◆ Exercise data:

::::

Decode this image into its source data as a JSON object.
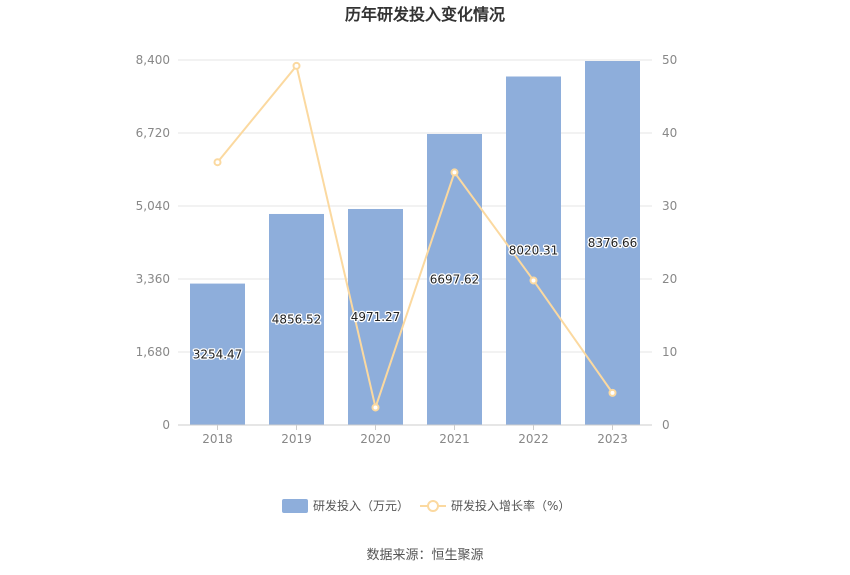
{
  "chart_data": {
    "type": "bar",
    "title": "历年研发投入变化情况",
    "categories": [
      "2018",
      "2019",
      "2020",
      "2021",
      "2022",
      "2023"
    ],
    "series": [
      {
        "name": "研发投入（万元）",
        "type": "bar",
        "axis": "left",
        "color": "#8eaedb",
        "values": [
          3254.47,
          4856.52,
          4971.27,
          6697.62,
          8020.31,
          8376.66
        ],
        "labels": [
          "3254.47",
          "4856.52",
          "4971.27",
          "6697.62",
          "8020.31",
          "8376.66"
        ]
      },
      {
        "name": "研发投入增长率（%）",
        "type": "line",
        "axis": "right",
        "color": "#fbd9a0",
        "values": [
          36.0,
          49.2,
          2.4,
          34.6,
          19.8,
          4.4
        ]
      }
    ],
    "y_left": {
      "ylim": [
        0,
        8400
      ],
      "ticks": [
        "0",
        "1,680",
        "3,360",
        "5,040",
        "6,720",
        "8,400"
      ]
    },
    "y_right": {
      "ylim": [
        0,
        50
      ],
      "ticks": [
        "0",
        "10",
        "20",
        "30",
        "40",
        "50"
      ]
    },
    "grid": true,
    "legend_position": "bottom",
    "source": "数据来源：恒生聚源"
  }
}
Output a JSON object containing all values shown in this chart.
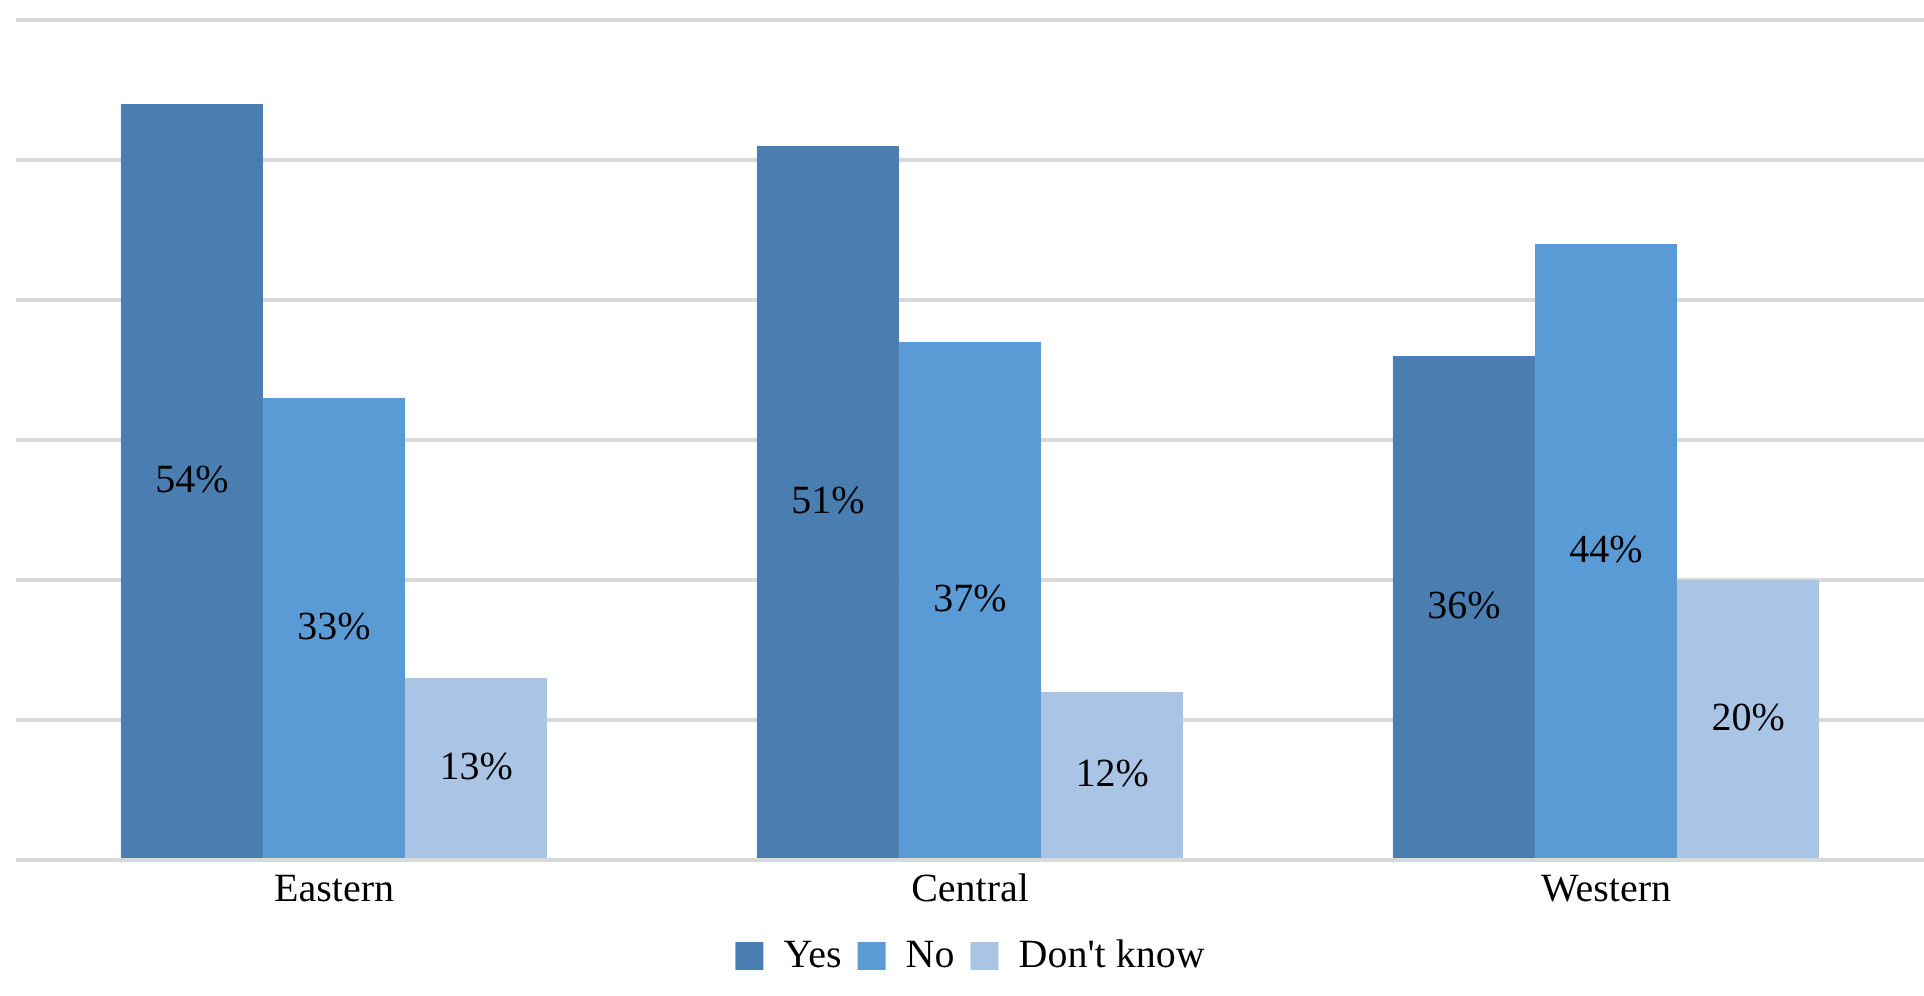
{
  "chart_data": {
    "type": "bar",
    "categories": [
      "Eastern",
      "Central",
      "Western"
    ],
    "series": [
      {
        "name": "Yes",
        "color": "#4a7eb0",
        "values": [
          54,
          51,
          36
        ],
        "value_labels": [
          "54%",
          "51%",
          "36%"
        ]
      },
      {
        "name": "No",
        "color": "#5b9bd5",
        "values": [
          33,
          37,
          44
        ],
        "value_labels": [
          "33%",
          "37%",
          "44%"
        ]
      },
      {
        "name": "Don't know",
        "color": "#a9c4e4",
        "values": [
          13,
          12,
          20
        ],
        "value_labels": [
          "13%",
          "12%",
          "20%"
        ]
      }
    ],
    "ylim": [
      0,
      60
    ],
    "yticks": [
      {
        "value": 0,
        "label": null
      },
      {
        "value": 10,
        "label": null
      },
      {
        "value": 20,
        "label": null
      },
      {
        "value": 30,
        "label": null
      },
      {
        "value": 40,
        "label": null
      },
      {
        "value": 50,
        "label": null
      },
      {
        "value": 60,
        "label": null
      }
    ],
    "tick_labels": "x",
    "grid": "y",
    "legend": "bottom"
  }
}
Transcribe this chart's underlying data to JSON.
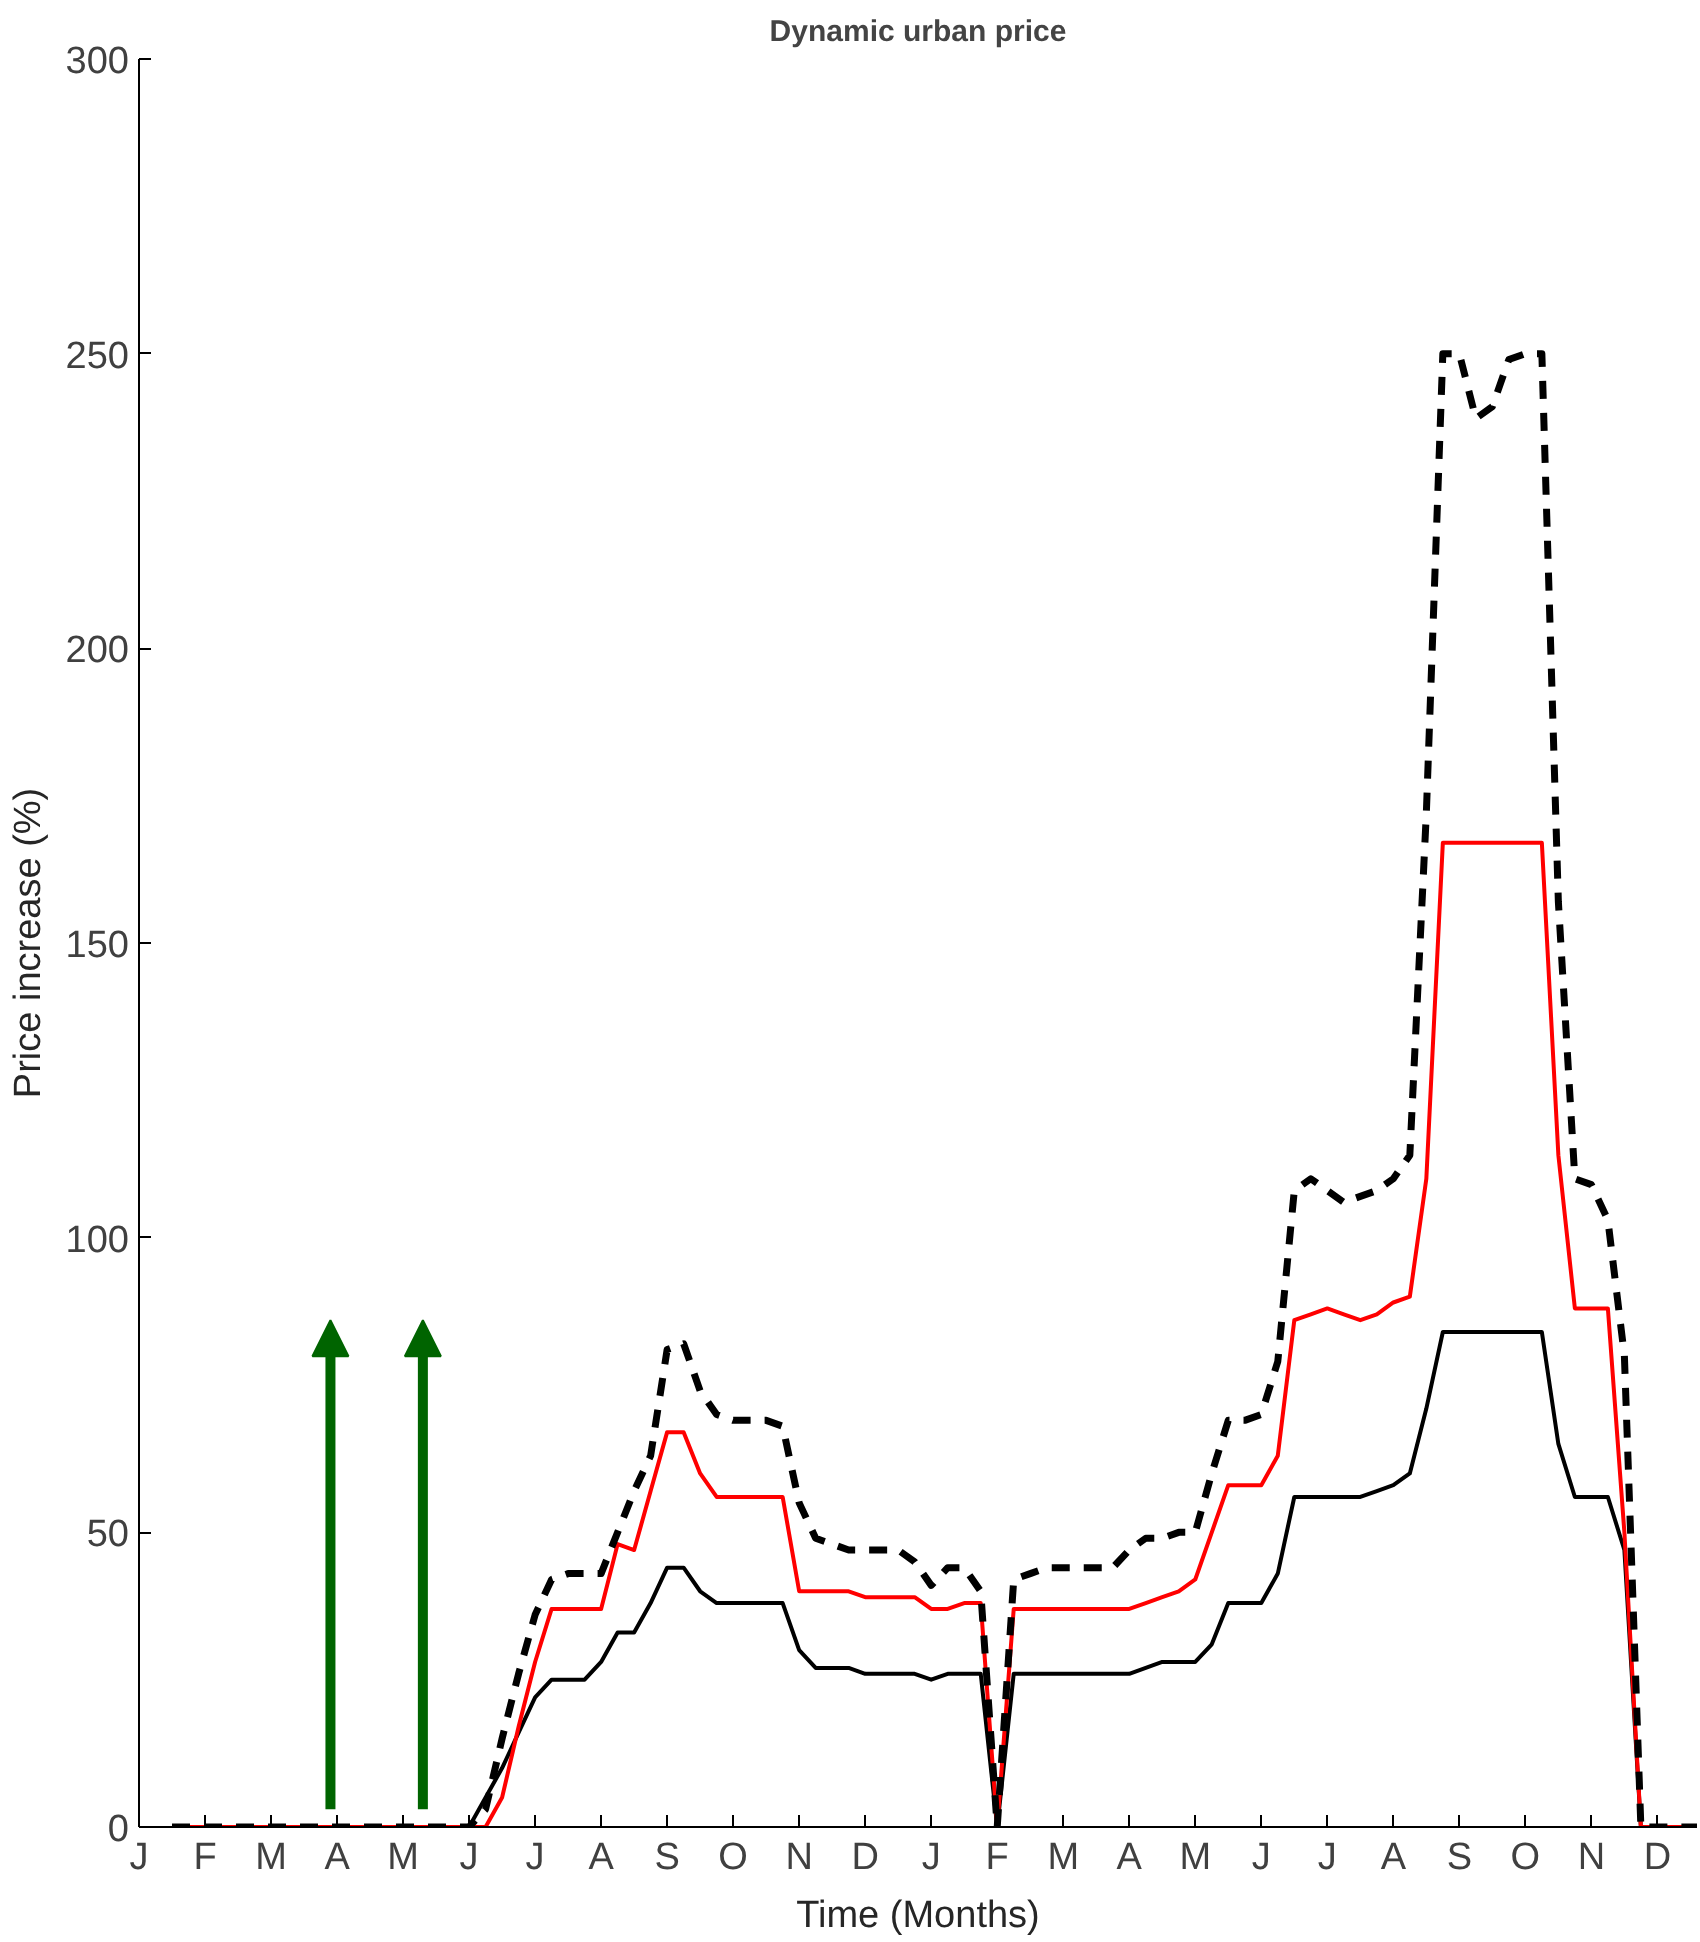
{
  "chart_data": {
    "type": "line",
    "title": "Dynamic urban price",
    "xlabel": "Time (Months)",
    "ylabel": "Price increase (%)",
    "categories": [
      "J",
      null,
      null,
      null,
      "F",
      null,
      null,
      null,
      "M",
      null,
      null,
      null,
      "A",
      null,
      null,
      null,
      "M",
      null,
      null,
      null,
      "J",
      null,
      null,
      null,
      "J",
      null,
      null,
      null,
      "A",
      null,
      null,
      null,
      "S",
      null,
      null,
      null,
      "O",
      null,
      null,
      null,
      "N",
      null,
      null,
      null,
      "D",
      null,
      null,
      null,
      "J",
      null,
      null,
      null,
      "F",
      null,
      null,
      null,
      "M",
      null,
      null,
      null,
      "A",
      null,
      null,
      null,
      "M",
      null,
      null,
      null,
      "J",
      null,
      null,
      null,
      "J",
      null,
      null,
      null,
      "A",
      null,
      null,
      null,
      "S",
      null,
      null,
      null,
      "O",
      null,
      null,
      null,
      "N",
      null,
      null,
      null,
      "D",
      null,
      null,
      null
    ],
    "ylim": [
      0,
      300
    ],
    "yticks": [
      0,
      50,
      100,
      150,
      200,
      250,
      300
    ],
    "grid": false,
    "marker": "none",
    "series": [
      {
        "color": "#000000",
        "line_style": "dashed",
        "values": [
          null,
          null,
          0,
          0,
          0,
          0,
          0,
          0,
          0,
          0,
          0,
          0,
          0,
          0,
          0,
          0,
          0,
          0,
          0,
          0,
          0,
          3,
          15,
          26,
          36,
          42,
          43,
          43,
          43,
          50,
          57,
          63,
          81,
          82,
          74,
          70,
          69,
          69,
          69,
          68,
          55,
          49,
          48,
          47,
          47,
          47,
          47,
          45,
          41,
          44,
          44,
          40,
          0,
          42,
          43,
          44,
          44,
          44,
          44,
          44,
          47,
          49,
          49,
          50,
          50,
          60,
          69,
          69,
          70,
          79,
          108,
          110,
          108,
          106,
          107,
          108,
          110,
          114,
          172,
          250,
          250,
          239,
          241,
          249,
          250,
          250,
          157,
          110,
          109,
          103,
          80,
          0,
          0,
          0,
          0,
          0
        ]
      },
      {
        "color": "#ff0000",
        "line_style": "solid",
        "values": [
          null,
          null,
          0,
          0,
          0,
          0,
          0,
          0,
          0,
          0,
          0,
          0,
          0,
          0,
          0,
          0,
          0,
          0,
          0,
          0,
          0,
          0,
          5,
          17,
          28,
          37,
          37,
          37,
          37,
          48,
          47,
          57,
          67,
          67,
          60,
          56,
          56,
          56,
          56,
          56,
          40,
          40,
          40,
          40,
          39,
          39,
          39,
          39,
          37,
          37,
          38,
          38,
          0,
          37,
          37,
          37,
          37,
          37,
          37,
          37,
          37,
          38,
          39,
          40,
          42,
          50,
          58,
          58,
          58,
          63,
          86,
          87,
          88,
          87,
          86,
          87,
          89,
          90,
          110,
          167,
          167,
          167,
          167,
          167,
          167,
          167,
          114,
          88,
          88,
          88,
          50,
          0,
          0,
          0,
          0,
          0
        ]
      },
      {
        "color": "#000000",
        "line_style": "solid",
        "values": [
          null,
          null,
          null,
          null,
          null,
          null,
          null,
          null,
          null,
          null,
          null,
          null,
          null,
          null,
          null,
          null,
          null,
          null,
          null,
          null,
          0,
          5,
          10,
          16,
          22,
          25,
          25,
          25,
          28,
          33,
          33,
          38,
          44,
          44,
          40,
          38,
          38,
          38,
          38,
          38,
          30,
          27,
          27,
          27,
          26,
          26,
          26,
          26,
          25,
          26,
          26,
          26,
          0,
          26,
          26,
          26,
          26,
          26,
          26,
          26,
          26,
          27,
          28,
          28,
          28,
          31,
          38,
          38,
          38,
          43,
          56,
          56,
          56,
          56,
          56,
          57,
          58,
          60,
          71,
          84,
          84,
          84,
          84,
          84,
          84,
          84,
          65,
          56,
          56,
          56,
          47,
          0,
          null,
          null,
          null,
          null
        ]
      }
    ]
  }
}
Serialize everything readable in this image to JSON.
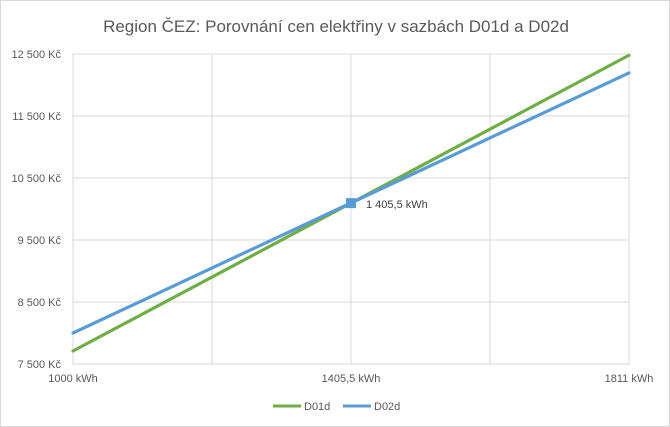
{
  "chart_data": {
    "type": "line",
    "title": "Region ČEZ: Porovnání cen elektřiny v sazbách D01d a D02d",
    "xlabel": "",
    "ylabel": "",
    "xlim": [
      1000,
      1811
    ],
    "ylim": [
      7500,
      12500
    ],
    "x_tick_labels": [
      {
        "value": 1000,
        "label": "1000 kWh"
      },
      {
        "value": 1405.5,
        "label": "1405,5 kWh"
      },
      {
        "value": 1811,
        "label": "1811 kWh"
      }
    ],
    "x_gridlines": [
      1000,
      1202.75,
      1405.5,
      1608.25,
      1811
    ],
    "y_ticks": [
      {
        "value": 7500,
        "label": "7 500 Kč"
      },
      {
        "value": 8500,
        "label": "8 500 Kč"
      },
      {
        "value": 9500,
        "label": "9 500 Kč"
      },
      {
        "value": 10500,
        "label": "10 500 Kč"
      },
      {
        "value": 11500,
        "label": "11 500 Kč"
      },
      {
        "value": 12500,
        "label": "12 500 Kč"
      }
    ],
    "grid": true,
    "legend_position": "bottom",
    "series": [
      {
        "name": "D01d",
        "color": "#70ad47",
        "x": [
          1000,
          1811
        ],
        "y": [
          7710,
          12480
        ]
      },
      {
        "name": "D02d",
        "color": "#5b9bd5",
        "x": [
          1000,
          1811
        ],
        "y": [
          8000,
          12195
        ]
      }
    ],
    "annotation": {
      "x": 1405.5,
      "y": 10095,
      "label": "1 405,5 kWh",
      "color": "#5b9bd5"
    }
  }
}
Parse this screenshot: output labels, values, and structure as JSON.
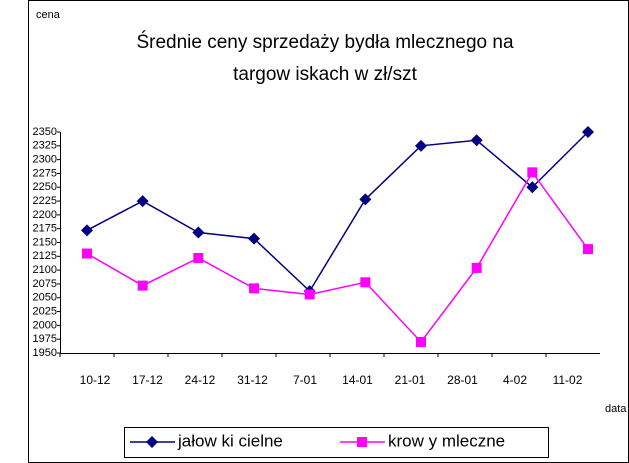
{
  "chart_data": {
    "type": "line",
    "title": "Średnie ceny sprzedaży bydła mlecznego na",
    "subtitle": "targow iskach w  zł/szt",
    "y_label": "cena",
    "x_label": "data",
    "categories": [
      "10-12",
      "17-12",
      "24-12",
      "31-12",
      "7-01",
      "14-01",
      "21-01",
      "28-01",
      "4-02",
      "11-02"
    ],
    "series": [
      {
        "name": "jałow ki cielne",
        "color": "#000080",
        "marker": "diamond",
        "values": [
          2172,
          2225,
          2168,
          2157,
          2062,
          2228,
          2325,
          2335,
          2250,
          2350
        ]
      },
      {
        "name": "krow y mleczne",
        "color": "#ff00ff",
        "marker": "square",
        "values": [
          2130,
          2072,
          2122,
          2067,
          2056,
          2078,
          1970,
          2104,
          2277,
          2138
        ]
      }
    ],
    "ylim": [
      1950,
      2350
    ],
    "yticks": [
      1950,
      1975,
      2000,
      2025,
      2050,
      2075,
      2100,
      2125,
      2150,
      2175,
      2200,
      2225,
      2250,
      2275,
      2300,
      2325,
      2350
    ],
    "grid": false,
    "legend": "bottom"
  }
}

::::

◆ Goal: Locate the line containing "Parse this screenshot: output" in the material above, then repeat it and every later line exactly, with no pictures.

◆ Complete output:
Parse this screenshot: output labels, values, and structure as JSON.
{
  "chart_data": {
    "type": "line",
    "title": "Średnie ceny sprzedaży bydła mlecznego na",
    "subtitle": "targow iskach w  zł/szt",
    "y_label": "cena",
    "x_label": "data",
    "categories": [
      "10-12",
      "17-12",
      "24-12",
      "31-12",
      "7-01",
      "14-01",
      "21-01",
      "28-01",
      "4-02",
      "11-02"
    ],
    "series": [
      {
        "name": "jałow ki cielne",
        "color": "#000080",
        "marker": "diamond",
        "values": [
          2172,
          2225,
          2168,
          2157,
          2062,
          2228,
          2325,
          2335,
          2250,
          2350
        ]
      },
      {
        "name": "krow y mleczne",
        "color": "#ff00ff",
        "marker": "square",
        "values": [
          2130,
          2072,
          2122,
          2067,
          2056,
          2078,
          1970,
          2104,
          2277,
          2138
        ]
      }
    ],
    "ylim": [
      1950,
      2350
    ],
    "yticks": [
      1950,
      1975,
      2000,
      2025,
      2050,
      2075,
      2100,
      2125,
      2150,
      2175,
      2200,
      2225,
      2250,
      2275,
      2300,
      2325,
      2350
    ],
    "grid": false,
    "legend": "bottom"
  }
}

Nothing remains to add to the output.